> Page extract:
=======
Split-only mode. In this mode, lines will only be split to fit the specified column width. Short lines will not be joined to fill lines. This mode is useful when formatting text such as code where joining is not desired.

-u

Perform uniform spacing. This will apply traditional “typewriter-style” formatting to the text. This means a single space between words and two spaces between sentences. This mode is useful for removing justification, that is, text that has been padded with spaces to force alignment on both the left and right margins.

-w width

Format text to fit within a column width characters wide. The default is 75 characters. Note: fmt actually formats lines slightly shorter than the specified width to allow for line balancing.

The -p option is particularly interesting. With it, we can format selected portions of a file, provided that the lines to be formatted all begin with the same sequence of characters. Many programming languages use the pound sign (#) to indicate the beginning of a comment and thus can be formatted using this option. Let’s create a file that simulates a program that uses comments.

[me@linuxbox ~]$ cat > fmt-code.txt
# This file contains code with comments.

# This line is a comment.
# Followed by another comment line.
# And another.

This, on the other hand, is a line of code.
And another line of code.
And another.

Our sample file contains comments that begin with the string # (a # followed by a space) and lines of “code” that do not. Now, using fmt, we can format the comments and leave the code untouched.
=======
> Required tasks:
a - List every command-line option of fmt that the fmt excerpt names.
b - Translate this sentence from the fmt excerpt into Spanish: "This mode is useful when formatting text such as code where joining is not desired."
c - Please carry on the fmt excerpt from the point where it stops.
The lines placed after this point are separate material and are not part of the fmt excerpt.

> Given material:
=======
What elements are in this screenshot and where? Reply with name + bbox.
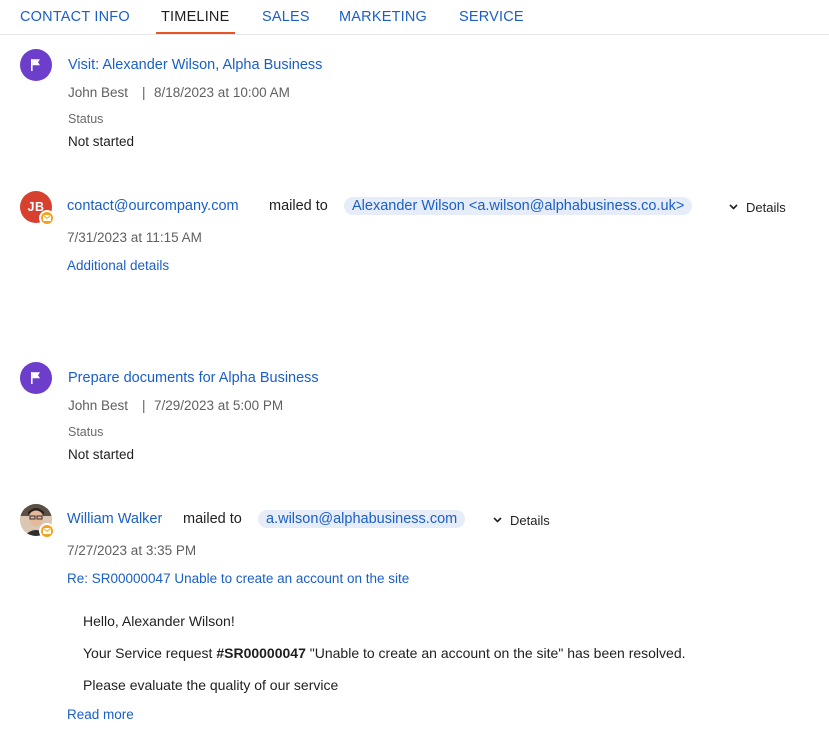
=======
> The responses:
a -
-u
-w
-p

b - Este modo es útil al formatear texto como código, donde no se desea la unión de líneas.

c -
[me@linuxbox ~]$ fmt -w 50 -p '# ' fmt-code.txt
# This file contains code with comments.
# This line is a comment. Followed by another
# comment line. And another.

This, on the other hand, is a line of code.
And another line of code.
And another.

Notice that the adjoining comment lines are joined, while the blank lines and the lines that do not begin with the specified prefix are preserved.

pr—Format Text for Printing

The pr program is used to paginate text. When printing text, it is often desirable to separate the pages of output with several lines of whitespace to provide a top margin and a bottom margin for each page. Further, this whitespace can be used to insert a header and footer on each page.

We’ll demonstrate pr by formatting our distros.txt file into a series of short pages (only the first two pages are shown).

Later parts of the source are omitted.